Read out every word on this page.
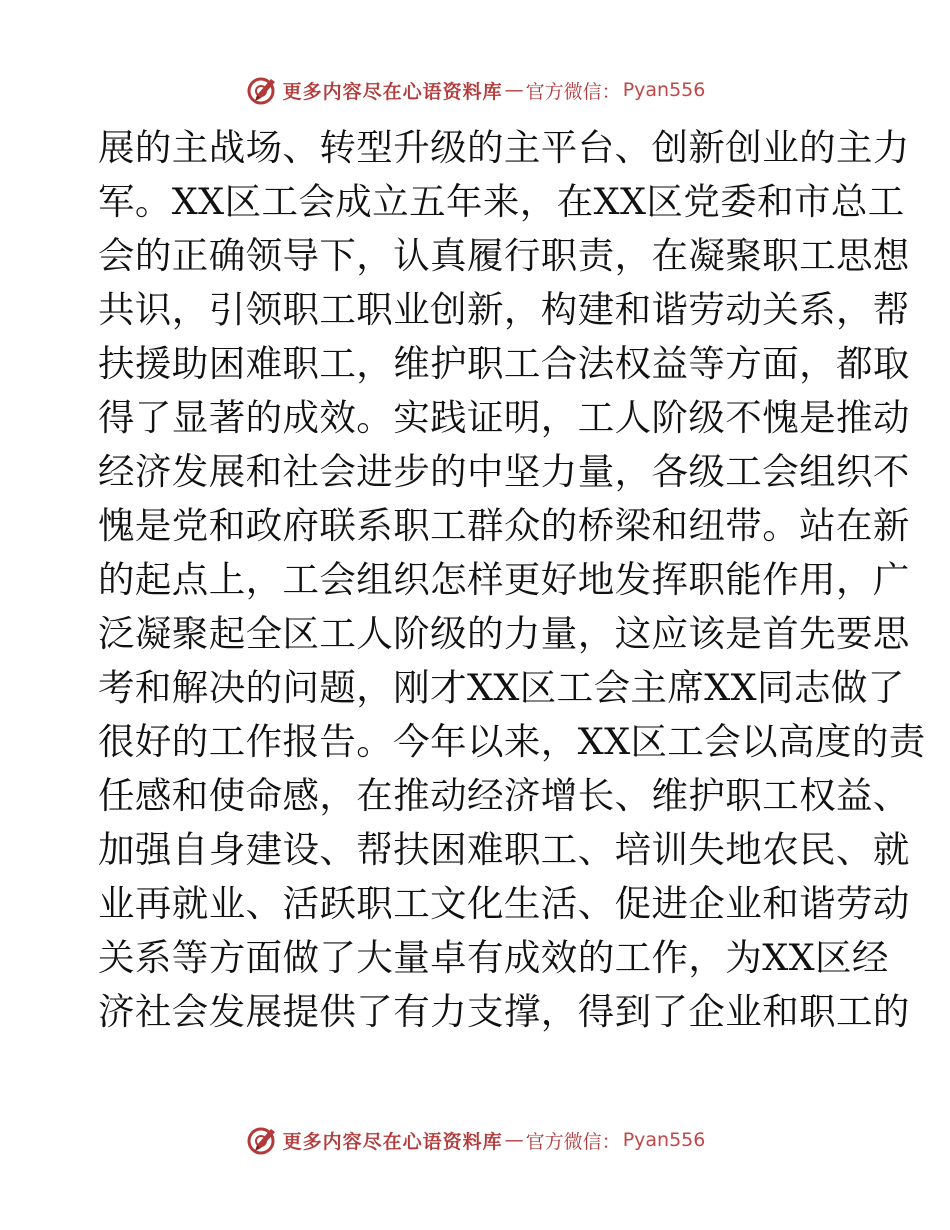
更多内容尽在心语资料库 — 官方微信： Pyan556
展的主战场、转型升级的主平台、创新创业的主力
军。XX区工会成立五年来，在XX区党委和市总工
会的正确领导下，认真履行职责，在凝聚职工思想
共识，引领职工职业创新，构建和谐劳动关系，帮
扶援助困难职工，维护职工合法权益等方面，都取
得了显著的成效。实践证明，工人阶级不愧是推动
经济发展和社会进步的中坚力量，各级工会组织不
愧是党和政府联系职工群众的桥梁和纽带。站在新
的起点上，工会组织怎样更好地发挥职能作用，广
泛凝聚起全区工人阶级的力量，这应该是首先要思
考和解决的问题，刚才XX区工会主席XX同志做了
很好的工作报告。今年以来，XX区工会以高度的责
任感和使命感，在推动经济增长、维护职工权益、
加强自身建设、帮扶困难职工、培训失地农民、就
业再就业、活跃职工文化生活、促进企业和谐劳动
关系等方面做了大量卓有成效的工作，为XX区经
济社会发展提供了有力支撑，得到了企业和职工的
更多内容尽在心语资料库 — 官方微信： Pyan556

### [Exercise details]
Quote the records in full and exactly; skip any image.

### [Finished exercise]
Read out every word on this page.
更多内容尽在心语资料库 — 官方微信： Pyan556
展的主战场、转型升级的主平台、创新创业的主力
军。XX区工会成立五年来，在XX区党委和市总工
会的正确领导下，认真履行职责，在凝聚职工思想
共识，引领职工职业创新，构建和谐劳动关系，帮
扶援助困难职工，维护职工合法权益等方面，都取
得了显著的成效。实践证明，工人阶级不愧是推动
经济发展和社会进步的中坚力量，各级工会组织不
愧是党和政府联系职工群众的桥梁和纽带。站在新
的起点上，工会组织怎样更好地发挥职能作用，广
泛凝聚起全区工人阶级的力量，这应该是首先要思
考和解决的问题，刚才XX区工会主席XX同志做了
很好的工作报告。今年以来，XX区工会以高度的责
任感和使命感，在推动经济增长、维护职工权益、
加强自身建设、帮扶困难职工、培训失地农民、就
业再就业、活跃职工文化生活、促进企业和谐劳动
关系等方面做了大量卓有成效的工作，为XX区经
济社会发展提供了有力支撑，得到了企业和职工的
更多内容尽在心语资料库 — 官方微信： Pyan556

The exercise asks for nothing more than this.